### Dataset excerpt
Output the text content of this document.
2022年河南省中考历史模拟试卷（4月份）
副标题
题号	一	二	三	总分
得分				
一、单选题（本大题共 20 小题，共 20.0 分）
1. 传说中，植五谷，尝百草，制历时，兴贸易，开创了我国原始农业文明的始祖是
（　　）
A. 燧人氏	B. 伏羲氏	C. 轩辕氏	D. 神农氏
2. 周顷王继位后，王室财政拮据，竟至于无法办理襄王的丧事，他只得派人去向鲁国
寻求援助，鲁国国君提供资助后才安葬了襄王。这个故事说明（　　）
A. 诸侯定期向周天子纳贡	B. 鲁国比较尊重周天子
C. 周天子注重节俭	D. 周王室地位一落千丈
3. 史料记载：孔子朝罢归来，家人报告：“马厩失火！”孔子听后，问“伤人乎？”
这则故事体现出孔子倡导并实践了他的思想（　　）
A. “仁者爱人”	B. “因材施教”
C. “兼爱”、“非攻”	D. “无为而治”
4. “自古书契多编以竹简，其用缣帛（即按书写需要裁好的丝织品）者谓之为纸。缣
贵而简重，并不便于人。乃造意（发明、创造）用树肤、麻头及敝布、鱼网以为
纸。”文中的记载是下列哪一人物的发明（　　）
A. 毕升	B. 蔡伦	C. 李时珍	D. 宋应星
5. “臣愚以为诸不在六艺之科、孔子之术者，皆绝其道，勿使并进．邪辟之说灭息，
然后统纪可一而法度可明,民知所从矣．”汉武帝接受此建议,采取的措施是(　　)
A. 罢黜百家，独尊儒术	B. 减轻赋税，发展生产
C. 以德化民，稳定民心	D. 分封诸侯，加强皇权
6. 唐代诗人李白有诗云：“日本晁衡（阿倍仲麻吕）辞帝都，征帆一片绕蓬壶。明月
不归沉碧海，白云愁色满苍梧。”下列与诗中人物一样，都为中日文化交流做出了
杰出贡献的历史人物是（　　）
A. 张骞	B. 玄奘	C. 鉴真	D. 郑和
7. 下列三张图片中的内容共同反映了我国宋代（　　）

### Goal
Go through the data and return every record exactly.

### Exercise answer
Output the text content of this document.
2022年河南省中考历史模拟试卷（4月份）
副标题
题号	一	二	三	总分
得分				
一、单选题（本大题共 20 小题，共 20.0 分）
1. 传说中，植五谷，尝百草，制历时，兴贸易，开创了我国原始农业文明的始祖是
（　　）
A. 燧人氏	B. 伏羲氏	C. 轩辕氏	D. 神农氏
2. 周顷王继位后，王室财政拮据，竟至于无法办理襄王的丧事，他只得派人去向鲁国
寻求援助，鲁国国君提供资助后才安葬了襄王。这个故事说明（　　）
A. 诸侯定期向周天子纳贡	B. 鲁国比较尊重周天子
C. 周天子注重节俭	D. 周王室地位一落千丈
3. 史料记载：孔子朝罢归来，家人报告：“马厩失火！”孔子听后，问“伤人乎？”
这则故事体现出孔子倡导并实践了他的思想（　　）
A. “仁者爱人”	B. “因材施教”
C. “兼爱”、“非攻”	D. “无为而治”
4. “自古书契多编以竹简，其用缣帛（即按书写需要裁好的丝织品）者谓之为纸。缣
贵而简重，并不便于人。乃造意（发明、创造）用树肤、麻头及敝布、鱼网以为
纸。”文中的记载是下列哪一人物的发明（　　）
A. 毕升	B. 蔡伦	C. 李时珍	D. 宋应星
5. “臣愚以为诸不在六艺之科、孔子之术者，皆绝其道，勿使并进．邪辟之说灭息，
然后统纪可一而法度可明,民知所从矣．”汉武帝接受此建议,采取的措施是(　　)
A. 罢黜百家，独尊儒术	B. 减轻赋税，发展生产
C. 以德化民，稳定民心	D. 分封诸侯，加强皇权
6. 唐代诗人李白有诗云：“日本晁衡（阿倍仲麻吕）辞帝都，征帆一片绕蓬壶。明月
不归沉碧海，白云愁色满苍梧。”下列与诗中人物一样，都为中日文化交流做出了
杰出贡献的历史人物是（　　）
A. 张骞	B. 玄奘	C. 鉴真	D. 郑和
7. 下列三张图片中的内容共同反映了我国宋代（　　）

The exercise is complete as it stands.